The request |
All the entries need to be quoted exactly, apart from the pictures, which you should drop.

↓↓↓

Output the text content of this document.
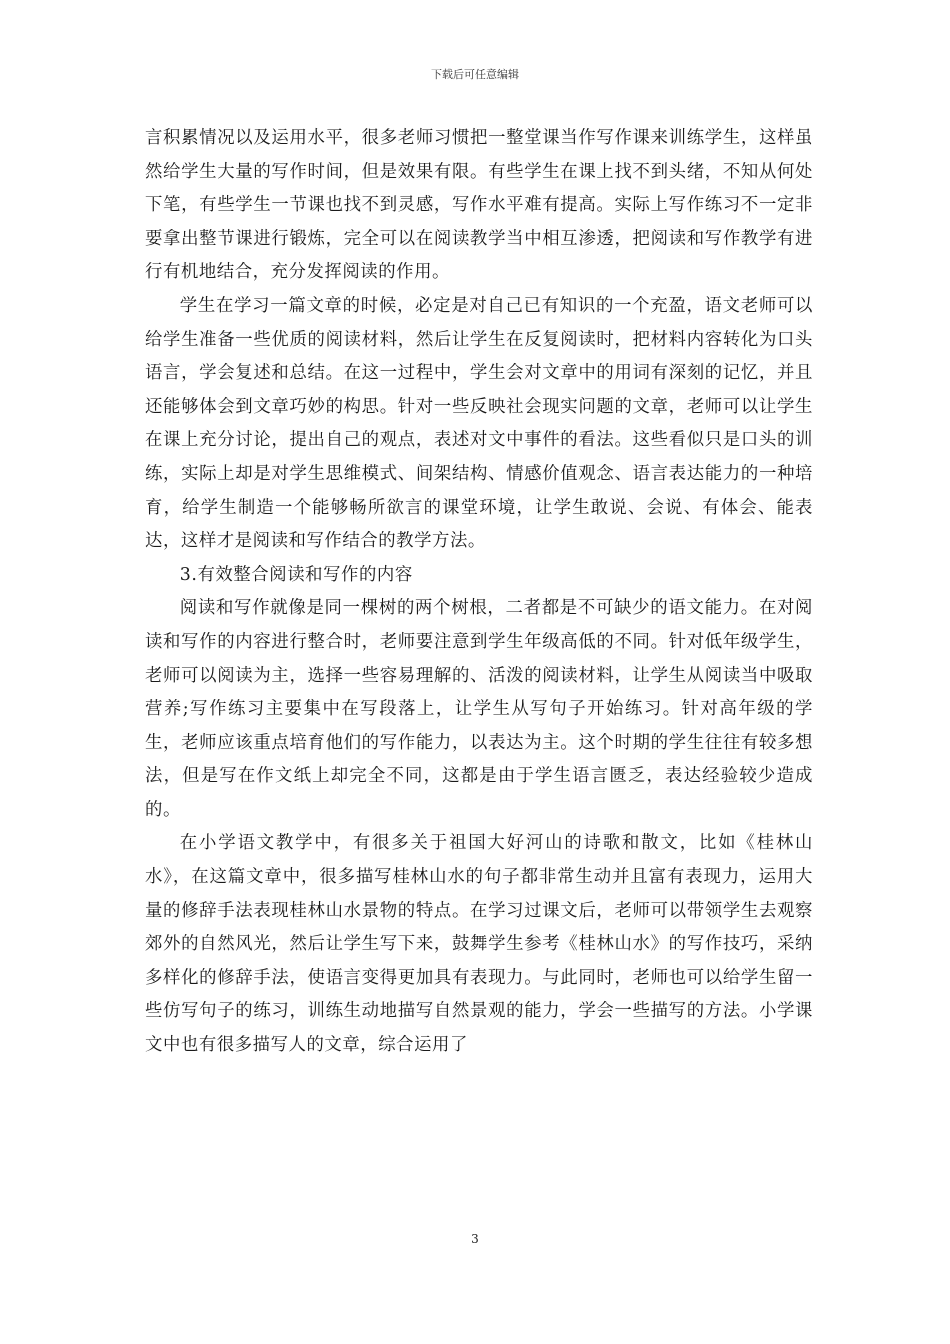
下载后可任意编辑

言积累情况以及运用水平，很多老师习惯把一整堂课当作写作课来训练学生，这样虽然给学生大量的写作时间，但是效果有限。有些学生在课上找不到头绪，不知从何处下笔，有些学生一节课也找不到灵感，写作水平难有提高。实际上写作练习不一定非要拿出整节课进行锻炼，完全可以在阅读教学当中相互渗透，把阅读和写作教学有进行有机地结合，充分发挥阅读的作用。

学生在学习一篇文章的时候，必定是对自己已有知识的一个充盈，语文老师可以给学生准备一些优质的阅读材料，然后让学生在反复阅读时，把材料内容转化为口头语言，学会复述和总结。在这一过程中，学生会对文章中的用词有深刻的记忆，并且还能够体会到文章巧妙的构思。针对一些反映社会现实问题的文章，老师可以让学生在课上充分讨论，提出自己的观点，表述对文中事件的看法。这些看似只是口头的训练，实际上却是对学生思维模式、间架结构、情感价值观念、语言表达能力的一种培育，给学生制造一个能够畅所欲言的课堂环境，让学生敢说、会说、有体会、能表达，这样才是阅读和写作结合的教学方法。

3.有效整合阅读和写作的内容

阅读和写作就像是同一棵树的两个树根，二者都是不可缺少的语文能力。在对阅读和写作的内容进行整合时，老师要注意到学生年级高低的不同。针对低年级学生，老师可以阅读为主，选择一些容易理解的、活泼的阅读材料，让学生从阅读当中吸取营养;写作练习主要集中在写段落上，让学生从写句子开始练习。针对高年级的学生，老师应该重点培育他们的写作能力，以表达为主。这个时期的学生往往有较多想法，但是写在作文纸上却完全不同，这都是由于学生语言匮乏，表达经验较少造成的。

在小学语文教学中，有很多关于祖国大好河山的诗歌和散文，比如《桂林山水》，在这篇文章中，很多描写桂林山水的句子都非常生动并且富有表现力，运用大量的修辞手法表现桂林山水景物的特点。在学习过课文后，老师可以带领学生去观察郊外的自然风光，然后让学生写下来，鼓舞学生参考《桂林山水》的写作技巧，采纳多样化的修辞手法，使语言变得更加具有表现力。与此同时，老师也可以给学生留一些仿写句子的练习，训练生动地描写自然景观的能力，学会一些描写的方法。小学课文中也有很多描写人的文章，综合运用了

3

↑↑↑

Completed exercise |
Output the text content of this document.
下载后可任意编辑

言积累情况以及运用水平，很多老师习惯把一整堂课当作写作课来训练学生，这样虽然给学生大量的写作时间，但是效果有限。有些学生在课上找不到头绪，不知从何处下笔，有些学生一节课也找不到灵感，写作水平难有提高。实际上写作练习不一定非要拿出整节课进行锻炼，完全可以在阅读教学当中相互渗透，把阅读和写作教学有进行有机地结合，充分发挥阅读的作用。

学生在学习一篇文章的时候，必定是对自己已有知识的一个充盈，语文老师可以给学生准备一些优质的阅读材料，然后让学生在反复阅读时，把材料内容转化为口头语言，学会复述和总结。在这一过程中，学生会对文章中的用词有深刻的记忆，并且还能够体会到文章巧妙的构思。针对一些反映社会现实问题的文章，老师可以让学生在课上充分讨论，提出自己的观点，表述对文中事件的看法。这些看似只是口头的训练，实际上却是对学生思维模式、间架结构、情感价值观念、语言表达能力的一种培育，给学生制造一个能够畅所欲言的课堂环境，让学生敢说、会说、有体会、能表达，这样才是阅读和写作结合的教学方法。

3.有效整合阅读和写作的内容

阅读和写作就像是同一棵树的两个树根，二者都是不可缺少的语文能力。在对阅读和写作的内容进行整合时，老师要注意到学生年级高低的不同。针对低年级学生，老师可以阅读为主，选择一些容易理解的、活泼的阅读材料，让学生从阅读当中吸取营养;写作练习主要集中在写段落上，让学生从写句子开始练习。针对高年级的学生，老师应该重点培育他们的写作能力，以表达为主。这个时期的学生往往有较多想法，但是写在作文纸上却完全不同，这都是由于学生语言匮乏，表达经验较少造成的。

在小学语文教学中，有很多关于祖国大好河山的诗歌和散文，比如《桂林山水》，在这篇文章中，很多描写桂林山水的句子都非常生动并且富有表现力，运用大量的修辞手法表现桂林山水景物的特点。在学习过课文后，老师可以带领学生去观察郊外的自然风光，然后让学生写下来，鼓舞学生参考《桂林山水》的写作技巧，采纳多样化的修辞手法，使语言变得更加具有表现力。与此同时，老师也可以给学生留一些仿写句子的练习，训练生动地描写自然景观的能力，学会一些描写的方法。小学课文中也有很多描写人的文章，综合运用了

3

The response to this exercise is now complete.